------ EXTRACT TO READ
24/11/2023

Ephemeral as the default in digital

Those who were over 30 years old in 2013 have probably never used or even understand Snapchat.

Today, however, we all feel the influence of the ephemeral messaging app. Stories, Snapchat’s legacy to humanity, reject a maxim of the commercial internet: that all data must be kept forever.

The ephemeral in digital is an unintuitive concept. With storage prices falling and the promises of new technologies capable of extracting insights from large volumes of data — big data, machine learning, LLMs! —, turning your back on data becomes an almost subversive attitude.

Maybe it’s. If it’s… so what? It’s also liberating. And it can be economical. There are advantages to not being a digital hoarder.

It took a while for other companies and apps to embrace the ephemerality as the standard, that concept brought by Snapchat.

In the main messaging apps outside the US — WhatsApp, Signal, Telegram — you can set a default duration for messages in a conversation. Put another way, the default is that messages are temporary, that they automatically disappear after a few days, weeks or months.

In the field of privacy, the two largest digital advertising companies, Google and Meta, instrumentalized the ephemeral to placate criticism of their business model of aggressive data collection to target ads.

It’s been a while that it’s possible to turn off or set an automatic deletion period for some types of data that both companies collect, store and use to show us ads.

I always suspect the intentions of Google and Meta. It’s likely that that feature has only been released because old data is no longer valuable in their modern digital advertising systems. Still, it’s a good change!

I propose we go further.
------------
YOUR OBJECTIVE → Extend the essay on ephemerality in digital life past its final sentence, "I propose we go further."
------ AVAILABLE DATA
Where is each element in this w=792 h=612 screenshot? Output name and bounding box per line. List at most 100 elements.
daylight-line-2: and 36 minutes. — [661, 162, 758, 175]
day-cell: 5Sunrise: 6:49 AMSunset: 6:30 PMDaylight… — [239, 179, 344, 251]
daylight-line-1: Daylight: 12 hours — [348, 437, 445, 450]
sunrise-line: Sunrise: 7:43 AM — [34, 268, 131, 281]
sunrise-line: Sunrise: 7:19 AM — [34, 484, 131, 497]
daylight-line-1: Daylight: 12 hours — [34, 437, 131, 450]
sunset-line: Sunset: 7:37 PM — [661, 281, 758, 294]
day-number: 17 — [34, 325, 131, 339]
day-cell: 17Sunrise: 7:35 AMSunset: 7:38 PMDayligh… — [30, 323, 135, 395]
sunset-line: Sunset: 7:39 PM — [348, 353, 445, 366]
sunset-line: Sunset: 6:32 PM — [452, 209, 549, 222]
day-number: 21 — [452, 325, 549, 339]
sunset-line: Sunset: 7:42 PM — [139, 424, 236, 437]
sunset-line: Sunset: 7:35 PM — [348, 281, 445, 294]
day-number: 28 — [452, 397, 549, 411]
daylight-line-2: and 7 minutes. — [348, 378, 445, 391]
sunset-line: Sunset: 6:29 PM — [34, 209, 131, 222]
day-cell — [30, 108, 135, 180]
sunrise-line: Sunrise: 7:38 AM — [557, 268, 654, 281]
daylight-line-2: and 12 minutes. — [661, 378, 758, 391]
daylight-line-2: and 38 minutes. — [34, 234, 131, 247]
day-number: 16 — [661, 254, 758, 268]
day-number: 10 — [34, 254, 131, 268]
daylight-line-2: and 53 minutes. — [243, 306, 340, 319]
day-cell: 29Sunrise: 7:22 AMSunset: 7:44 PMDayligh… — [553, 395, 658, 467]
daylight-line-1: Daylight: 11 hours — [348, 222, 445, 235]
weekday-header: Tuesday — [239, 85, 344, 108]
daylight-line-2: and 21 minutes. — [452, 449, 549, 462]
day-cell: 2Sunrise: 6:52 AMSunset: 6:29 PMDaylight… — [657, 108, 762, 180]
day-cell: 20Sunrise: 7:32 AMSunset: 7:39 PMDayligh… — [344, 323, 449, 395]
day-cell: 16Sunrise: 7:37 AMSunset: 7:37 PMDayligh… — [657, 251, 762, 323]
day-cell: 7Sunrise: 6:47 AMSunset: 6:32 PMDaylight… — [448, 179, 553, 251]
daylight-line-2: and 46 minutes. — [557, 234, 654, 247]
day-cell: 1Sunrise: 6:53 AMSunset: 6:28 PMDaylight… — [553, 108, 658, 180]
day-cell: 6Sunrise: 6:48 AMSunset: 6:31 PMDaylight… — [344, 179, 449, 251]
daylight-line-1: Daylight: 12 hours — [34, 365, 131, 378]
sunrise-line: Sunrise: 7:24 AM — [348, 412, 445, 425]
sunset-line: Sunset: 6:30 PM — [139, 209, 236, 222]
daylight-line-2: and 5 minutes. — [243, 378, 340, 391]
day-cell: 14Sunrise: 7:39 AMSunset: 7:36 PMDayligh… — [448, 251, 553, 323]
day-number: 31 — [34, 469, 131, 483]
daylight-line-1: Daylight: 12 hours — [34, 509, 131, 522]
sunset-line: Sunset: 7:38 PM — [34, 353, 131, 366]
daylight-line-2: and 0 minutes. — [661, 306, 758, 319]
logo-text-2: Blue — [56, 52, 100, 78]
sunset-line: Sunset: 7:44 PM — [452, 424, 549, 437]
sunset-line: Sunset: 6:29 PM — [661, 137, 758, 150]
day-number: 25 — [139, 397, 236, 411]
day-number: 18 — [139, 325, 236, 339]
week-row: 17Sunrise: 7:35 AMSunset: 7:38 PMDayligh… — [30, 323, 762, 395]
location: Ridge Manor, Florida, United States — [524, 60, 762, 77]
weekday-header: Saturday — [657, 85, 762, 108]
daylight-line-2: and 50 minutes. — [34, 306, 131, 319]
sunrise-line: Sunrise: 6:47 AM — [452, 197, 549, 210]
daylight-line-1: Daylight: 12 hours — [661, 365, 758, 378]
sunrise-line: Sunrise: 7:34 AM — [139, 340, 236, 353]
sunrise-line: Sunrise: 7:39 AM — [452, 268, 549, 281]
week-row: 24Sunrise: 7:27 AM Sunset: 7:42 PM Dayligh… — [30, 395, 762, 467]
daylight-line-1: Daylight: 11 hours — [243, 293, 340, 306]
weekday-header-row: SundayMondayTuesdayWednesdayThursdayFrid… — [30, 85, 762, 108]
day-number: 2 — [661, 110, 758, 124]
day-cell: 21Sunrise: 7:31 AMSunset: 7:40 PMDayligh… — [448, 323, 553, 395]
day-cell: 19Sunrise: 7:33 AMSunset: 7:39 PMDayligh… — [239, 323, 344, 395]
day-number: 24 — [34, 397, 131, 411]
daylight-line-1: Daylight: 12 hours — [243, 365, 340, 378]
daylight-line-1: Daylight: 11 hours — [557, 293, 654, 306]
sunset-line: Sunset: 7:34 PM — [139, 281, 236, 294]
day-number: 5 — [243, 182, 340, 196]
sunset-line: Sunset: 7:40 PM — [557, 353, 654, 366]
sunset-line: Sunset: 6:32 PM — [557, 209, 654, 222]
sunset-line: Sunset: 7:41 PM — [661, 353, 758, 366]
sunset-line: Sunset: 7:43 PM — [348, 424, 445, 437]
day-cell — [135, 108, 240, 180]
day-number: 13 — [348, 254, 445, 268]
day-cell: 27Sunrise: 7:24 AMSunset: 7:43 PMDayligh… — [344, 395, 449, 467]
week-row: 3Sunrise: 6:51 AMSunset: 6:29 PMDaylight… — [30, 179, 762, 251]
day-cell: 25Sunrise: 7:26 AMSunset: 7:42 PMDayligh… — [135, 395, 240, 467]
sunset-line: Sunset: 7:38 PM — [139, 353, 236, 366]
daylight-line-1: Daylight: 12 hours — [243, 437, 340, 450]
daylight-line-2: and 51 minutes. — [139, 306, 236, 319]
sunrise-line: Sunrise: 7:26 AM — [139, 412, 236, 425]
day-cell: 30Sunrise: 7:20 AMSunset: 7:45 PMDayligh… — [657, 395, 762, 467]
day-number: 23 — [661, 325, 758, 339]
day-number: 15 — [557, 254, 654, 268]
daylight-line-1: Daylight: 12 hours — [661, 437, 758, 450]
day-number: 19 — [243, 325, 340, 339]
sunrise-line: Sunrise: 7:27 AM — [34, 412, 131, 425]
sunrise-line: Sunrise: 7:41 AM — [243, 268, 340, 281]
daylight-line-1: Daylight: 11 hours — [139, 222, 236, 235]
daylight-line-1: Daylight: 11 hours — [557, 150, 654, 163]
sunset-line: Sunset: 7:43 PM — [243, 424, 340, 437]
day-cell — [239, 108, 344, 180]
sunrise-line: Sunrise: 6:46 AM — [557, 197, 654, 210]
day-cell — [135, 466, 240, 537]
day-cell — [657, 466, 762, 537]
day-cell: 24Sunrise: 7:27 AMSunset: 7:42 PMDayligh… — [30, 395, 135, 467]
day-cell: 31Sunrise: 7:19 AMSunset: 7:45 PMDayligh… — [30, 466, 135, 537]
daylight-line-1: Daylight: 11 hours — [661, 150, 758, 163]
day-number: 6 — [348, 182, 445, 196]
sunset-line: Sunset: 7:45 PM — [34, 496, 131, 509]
------------
EXPECTED OUTPUT →
In 2004, Google launched Gmail with a challenge: that no one would ever need to delete an email due to lack of storage.

When I open my email settings (which is not Gmail), I see ~100k messages sitting there. It’s a lot, and much of it, I’m sure, dispensable.

What if the email was ephemeral by default? If archived messages were automatically deleted after… say, a year?

The original promise of Gmail was broken. Coincidence or not, in 2019 many users began to hit the 15 GB ceiling that Google gives to free accounts. From there, just paying a monthly fee would enable someone to continue ignoring the email delete button.

Self-deleting emails would save us from this hassle, keeping the storage occupied by messages under control.

That goes for everything. Subscriptions to cloud storage services — Google Drive, iCloud, OneDrive, Dropbox — are, for many, almost mandatory at this point. Do we need so much space for so many files that we will never open again?

What I propose is not an absolute change, but a new default procedure. Of course, there are files that need to be preserved, whether for affective, historical, professional or legal reasons.

But these files, which need to be preserved, are exceptions. Or they should be. Instead of saving everything, the new default would be to delete everything except what matters.